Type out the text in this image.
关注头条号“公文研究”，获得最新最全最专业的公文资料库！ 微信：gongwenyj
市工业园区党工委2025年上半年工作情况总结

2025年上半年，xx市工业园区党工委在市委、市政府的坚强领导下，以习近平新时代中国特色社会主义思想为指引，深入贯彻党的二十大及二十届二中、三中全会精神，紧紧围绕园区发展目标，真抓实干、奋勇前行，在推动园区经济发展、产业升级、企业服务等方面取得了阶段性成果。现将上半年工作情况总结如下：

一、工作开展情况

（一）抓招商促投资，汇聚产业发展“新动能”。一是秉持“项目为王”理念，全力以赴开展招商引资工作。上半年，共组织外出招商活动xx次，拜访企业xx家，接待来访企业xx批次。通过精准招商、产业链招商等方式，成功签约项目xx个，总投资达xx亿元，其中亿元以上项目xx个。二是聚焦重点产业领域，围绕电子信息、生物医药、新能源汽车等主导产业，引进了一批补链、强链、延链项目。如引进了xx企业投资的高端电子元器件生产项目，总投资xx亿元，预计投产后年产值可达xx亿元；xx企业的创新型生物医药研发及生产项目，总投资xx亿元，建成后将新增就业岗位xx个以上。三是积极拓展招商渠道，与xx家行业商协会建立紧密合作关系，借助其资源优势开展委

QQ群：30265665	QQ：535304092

====================

** AIM OF THE EXERCISE **
Your task is to extract all of the records exactly.

** FINAL ANSWER **
Type out the text in this image.
关注头条号“公文研究”，获得最新最全最专业的公文资料库！ 微信：gongwenyj
市工业园区党工委2025年上半年工作情况总结

2025年上半年，xx市工业园区党工委在市委、市政府的坚强领导下，以习近平新时代中国特色社会主义思想为指引，深入贯彻党的二十大及二十届二中、三中全会精神，紧紧围绕园区发展目标，真抓实干、奋勇前行，在推动园区经济发展、产业升级、企业服务等方面取得了阶段性成果。现将上半年工作情况总结如下：

一、工作开展情况

（一）抓招商促投资，汇聚产业发展“新动能”。一是秉持“项目为王”理念，全力以赴开展招商引资工作。上半年，共组织外出招商活动xx次，拜访企业xx家，接待来访企业xx批次。通过精准招商、产业链招商等方式，成功签约项目xx个，总投资达xx亿元，其中亿元以上项目xx个。二是聚焦重点产业领域，围绕电子信息、生物医药、新能源汽车等主导产业，引进了一批补链、强链、延链项目。如引进了xx企业投资的高端电子元器件生产项目，总投资xx亿元，预计投产后年产值可达xx亿元；xx企业的创新型生物医药研发及生产项目，总投资xx亿元，建成后将新增就业岗位xx个以上。三是积极拓展招商渠道，与xx家行业商协会建立紧密合作关系，借助其资源优势开展委

QQ群：30265665	QQ：535304092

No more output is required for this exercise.